>>>>>

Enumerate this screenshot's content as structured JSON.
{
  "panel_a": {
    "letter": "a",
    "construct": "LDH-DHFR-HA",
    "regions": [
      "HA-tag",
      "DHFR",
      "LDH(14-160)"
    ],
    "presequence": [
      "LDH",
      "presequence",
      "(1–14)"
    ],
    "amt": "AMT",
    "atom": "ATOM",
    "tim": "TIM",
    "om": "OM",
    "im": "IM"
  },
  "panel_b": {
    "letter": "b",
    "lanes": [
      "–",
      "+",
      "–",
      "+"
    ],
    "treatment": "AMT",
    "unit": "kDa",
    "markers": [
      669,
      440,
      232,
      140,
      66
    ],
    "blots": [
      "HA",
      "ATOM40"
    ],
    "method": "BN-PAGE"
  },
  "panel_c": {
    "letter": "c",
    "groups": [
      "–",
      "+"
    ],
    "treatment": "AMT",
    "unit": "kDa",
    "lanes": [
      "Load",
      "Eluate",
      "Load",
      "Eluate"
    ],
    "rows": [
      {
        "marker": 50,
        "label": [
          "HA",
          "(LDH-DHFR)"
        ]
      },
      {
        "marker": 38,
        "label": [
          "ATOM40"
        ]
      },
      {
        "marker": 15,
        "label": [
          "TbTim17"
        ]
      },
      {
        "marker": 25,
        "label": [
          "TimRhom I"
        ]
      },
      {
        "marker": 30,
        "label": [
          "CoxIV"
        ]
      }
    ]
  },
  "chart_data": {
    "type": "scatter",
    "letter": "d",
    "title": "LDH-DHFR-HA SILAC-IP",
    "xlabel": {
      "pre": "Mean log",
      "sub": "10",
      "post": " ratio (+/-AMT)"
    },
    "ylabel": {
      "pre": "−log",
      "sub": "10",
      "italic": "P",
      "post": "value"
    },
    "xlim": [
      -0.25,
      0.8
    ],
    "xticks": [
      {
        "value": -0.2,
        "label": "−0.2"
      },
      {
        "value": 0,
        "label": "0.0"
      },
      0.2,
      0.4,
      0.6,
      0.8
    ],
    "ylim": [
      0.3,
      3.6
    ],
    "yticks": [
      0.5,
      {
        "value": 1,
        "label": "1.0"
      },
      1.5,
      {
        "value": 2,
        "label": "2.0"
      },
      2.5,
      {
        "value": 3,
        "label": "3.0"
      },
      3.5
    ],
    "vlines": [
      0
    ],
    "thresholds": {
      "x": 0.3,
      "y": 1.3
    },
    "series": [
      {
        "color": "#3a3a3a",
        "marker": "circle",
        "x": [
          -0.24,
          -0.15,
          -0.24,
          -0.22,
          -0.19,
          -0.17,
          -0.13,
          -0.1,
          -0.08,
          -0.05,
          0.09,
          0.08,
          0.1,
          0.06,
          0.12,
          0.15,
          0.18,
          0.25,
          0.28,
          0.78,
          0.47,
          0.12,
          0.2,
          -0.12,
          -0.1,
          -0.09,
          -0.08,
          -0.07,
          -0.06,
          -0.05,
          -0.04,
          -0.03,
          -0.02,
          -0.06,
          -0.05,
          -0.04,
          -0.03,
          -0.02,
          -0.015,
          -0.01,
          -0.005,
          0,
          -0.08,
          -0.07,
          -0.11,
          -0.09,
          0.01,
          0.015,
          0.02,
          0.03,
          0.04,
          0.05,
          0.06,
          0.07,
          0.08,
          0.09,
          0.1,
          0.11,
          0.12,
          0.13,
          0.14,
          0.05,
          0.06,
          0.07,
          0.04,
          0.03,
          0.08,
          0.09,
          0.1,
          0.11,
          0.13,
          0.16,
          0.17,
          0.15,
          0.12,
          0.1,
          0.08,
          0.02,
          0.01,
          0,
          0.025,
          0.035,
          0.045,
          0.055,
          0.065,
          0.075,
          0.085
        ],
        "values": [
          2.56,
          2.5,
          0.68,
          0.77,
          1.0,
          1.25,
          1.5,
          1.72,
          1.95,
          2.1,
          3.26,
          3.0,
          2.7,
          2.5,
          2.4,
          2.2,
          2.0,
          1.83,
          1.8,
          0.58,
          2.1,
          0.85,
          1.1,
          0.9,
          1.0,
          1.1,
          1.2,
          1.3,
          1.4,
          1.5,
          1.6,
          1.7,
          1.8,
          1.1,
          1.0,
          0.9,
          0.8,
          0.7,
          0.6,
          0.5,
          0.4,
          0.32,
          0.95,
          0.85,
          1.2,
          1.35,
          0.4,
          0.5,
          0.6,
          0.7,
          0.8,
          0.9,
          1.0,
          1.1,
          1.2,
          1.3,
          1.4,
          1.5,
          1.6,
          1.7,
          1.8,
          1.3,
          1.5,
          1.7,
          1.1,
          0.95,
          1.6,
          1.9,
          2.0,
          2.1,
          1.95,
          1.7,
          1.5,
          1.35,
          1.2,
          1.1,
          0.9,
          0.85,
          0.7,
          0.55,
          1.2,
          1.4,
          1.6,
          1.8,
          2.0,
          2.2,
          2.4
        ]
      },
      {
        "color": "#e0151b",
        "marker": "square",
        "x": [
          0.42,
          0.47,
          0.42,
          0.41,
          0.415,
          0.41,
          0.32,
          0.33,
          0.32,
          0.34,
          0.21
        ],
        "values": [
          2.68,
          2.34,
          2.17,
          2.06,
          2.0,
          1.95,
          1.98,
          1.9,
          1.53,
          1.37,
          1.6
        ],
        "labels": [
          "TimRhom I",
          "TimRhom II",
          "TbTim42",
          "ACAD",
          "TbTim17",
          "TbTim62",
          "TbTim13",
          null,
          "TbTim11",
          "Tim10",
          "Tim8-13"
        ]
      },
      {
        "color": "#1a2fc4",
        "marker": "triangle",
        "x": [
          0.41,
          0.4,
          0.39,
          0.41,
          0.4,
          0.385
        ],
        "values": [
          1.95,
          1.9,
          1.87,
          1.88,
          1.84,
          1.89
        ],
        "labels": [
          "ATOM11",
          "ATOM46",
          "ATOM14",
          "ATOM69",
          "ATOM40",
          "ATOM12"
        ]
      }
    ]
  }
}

<<<<<

> _Aim_
Go back to the listing above and please repeat it exactly.

> _Complete answer_
Enumerate this screenshot's content as structured JSON.
{
  "panel_a": {
    "letter": "a",
    "construct": "LDH-DHFR-HA",
    "regions": [
      "HA-tag",
      "DHFR",
      "LDH(14-160)"
    ],
    "presequence": [
      "LDH",
      "presequence",
      "(1–14)"
    ],
    "amt": "AMT",
    "atom": "ATOM",
    "tim": "TIM",
    "om": "OM",
    "im": "IM"
  },
  "panel_b": {
    "letter": "b",
    "lanes": [
      "–",
      "+",
      "–",
      "+"
    ],
    "treatment": "AMT",
    "unit": "kDa",
    "markers": [
      669,
      440,
      232,
      140,
      66
    ],
    "blots": [
      "HA",
      "ATOM40"
    ],
    "method": "BN-PAGE"
  },
  "panel_c": {
    "letter": "c",
    "groups": [
      "–",
      "+"
    ],
    "treatment": "AMT",
    "unit": "kDa",
    "lanes": [
      "Load",
      "Eluate",
      "Load",
      "Eluate"
    ],
    "rows": [
      {
        "marker": 50,
        "label": [
          "HA",
          "(LDH-DHFR)"
        ]
      },
      {
        "marker": 38,
        "label": [
          "ATOM40"
        ]
      },
      {
        "marker": 15,
        "label": [
          "TbTim17"
        ]
      },
      {
        "marker": 25,
        "label": [
          "TimRhom I"
        ]
      },
      {
        "marker": 30,
        "label": [
          "CoxIV"
        ]
      }
    ]
  },
  "chart_data": {
    "type": "scatter",
    "letter": "d",
    "title": "LDH-DHFR-HA SILAC-IP",
    "xlabel": {
      "pre": "Mean log",
      "sub": "10",
      "post": " ratio (+/-AMT)"
    },
    "ylabel": {
      "pre": "−log",
      "sub": "10",
      "italic": "P",
      "post": "value"
    },
    "xlim": [
      -0.25,
      0.8
    ],
    "xticks": [
      {
        "value": -0.2,
        "label": "−0.2"
      },
      {
        "value": 0,
        "label": "0.0"
      },
      0.2,
      0.4,
      0.6,
      0.8
    ],
    "ylim": [
      0.3,
      3.6
    ],
    "yticks": [
      0.5,
      {
        "value": 1,
        "label": "1.0"
      },
      1.5,
      {
        "value": 2,
        "label": "2.0"
      },
      2.5,
      {
        "value": 3,
        "label": "3.0"
      },
      3.5
    ],
    "vlines": [
      0
    ],
    "thresholds": {
      "x": 0.3,
      "y": 1.3
    },
    "series": [
      {
        "color": "#3a3a3a",
        "marker": "circle",
        "x": [
          -0.24,
          -0.15,
          -0.24,
          -0.22,
          -0.19,
          -0.17,
          -0.13,
          -0.1,
          -0.08,
          -0.05,
          0.09,
          0.08,
          0.1,
          0.06,
          0.12,
          0.15,
          0.18,
          0.25,
          0.28,
          0.78,
          0.47,
          0.12,
          0.2,
          -0.12,
          -0.1,
          -0.09,
          -0.08,
          -0.07,
          -0.06,
          -0.05,
          -0.04,
          -0.03,
          -0.02,
          -0.06,
          -0.05,
          -0.04,
          -0.03,
          -0.02,
          -0.015,
          -0.01,
          -0.005,
          0,
          -0.08,
          -0.07,
          -0.11,
          -0.09,
          0.01,
          0.015,
          0.02,
          0.03,
          0.04,
          0.05,
          0.06,
          0.07,
          0.08,
          0.09,
          0.1,
          0.11,
          0.12,
          0.13,
          0.14,
          0.05,
          0.06,
          0.07,
          0.04,
          0.03,
          0.08,
          0.09,
          0.1,
          0.11,
          0.13,
          0.16,
          0.17,
          0.15,
          0.12,
          0.1,
          0.08,
          0.02,
          0.01,
          0,
          0.025,
          0.035,
          0.045,
          0.055,
          0.065,
          0.075,
          0.085
        ],
        "values": [
          2.56,
          2.5,
          0.68,
          0.77,
          1.0,
          1.25,
          1.5,
          1.72,
          1.95,
          2.1,
          3.26,
          3.0,
          2.7,
          2.5,
          2.4,
          2.2,
          2.0,
          1.83,
          1.8,
          0.58,
          2.1,
          0.85,
          1.1,
          0.9,
          1.0,
          1.1,
          1.2,
          1.3,
          1.4,
          1.5,
          1.6,
          1.7,
          1.8,
          1.1,
          1.0,
          0.9,
          0.8,
          0.7,
          0.6,
          0.5,
          0.4,
          0.32,
          0.95,
          0.85,
          1.2,
          1.35,
          0.4,
          0.5,
          0.6,
          0.7,
          0.8,
          0.9,
          1.0,
          1.1,
          1.2,
          1.3,
          1.4,
          1.5,
          1.6,
          1.7,
          1.8,
          1.3,
          1.5,
          1.7,
          1.1,
          0.95,
          1.6,
          1.9,
          2.0,
          2.1,
          1.95,
          1.7,
          1.5,
          1.35,
          1.2,
          1.1,
          0.9,
          0.85,
          0.7,
          0.55,
          1.2,
          1.4,
          1.6,
          1.8,
          2.0,
          2.2,
          2.4
        ]
      },
      {
        "color": "#e0151b",
        "marker": "square",
        "x": [
          0.42,
          0.47,
          0.42,
          0.41,
          0.415,
          0.41,
          0.32,
          0.33,
          0.32,
          0.34,
          0.21
        ],
        "values": [
          2.68,
          2.34,
          2.17,
          2.06,
          2.0,
          1.95,
          1.98,
          1.9,
          1.53,
          1.37,
          1.6
        ],
        "labels": [
          "TimRhom I",
          "TimRhom II",
          "TbTim42",
          "ACAD",
          "TbTim17",
          "TbTim62",
          "TbTim13",
          null,
          "TbTim11",
          "Tim10",
          "Tim8-13"
        ]
      },
      {
        "color": "#1a2fc4",
        "marker": "triangle",
        "x": [
          0.41,
          0.4,
          0.39,
          0.41,
          0.4,
          0.385
        ],
        "values": [
          1.95,
          1.9,
          1.87,
          1.88,
          1.84,
          1.89
        ],
        "labels": [
          "ATOM11",
          "ATOM46",
          "ATOM14",
          "ATOM69",
          "ATOM40",
          "ATOM12"
        ]
      }
    ]
  }
}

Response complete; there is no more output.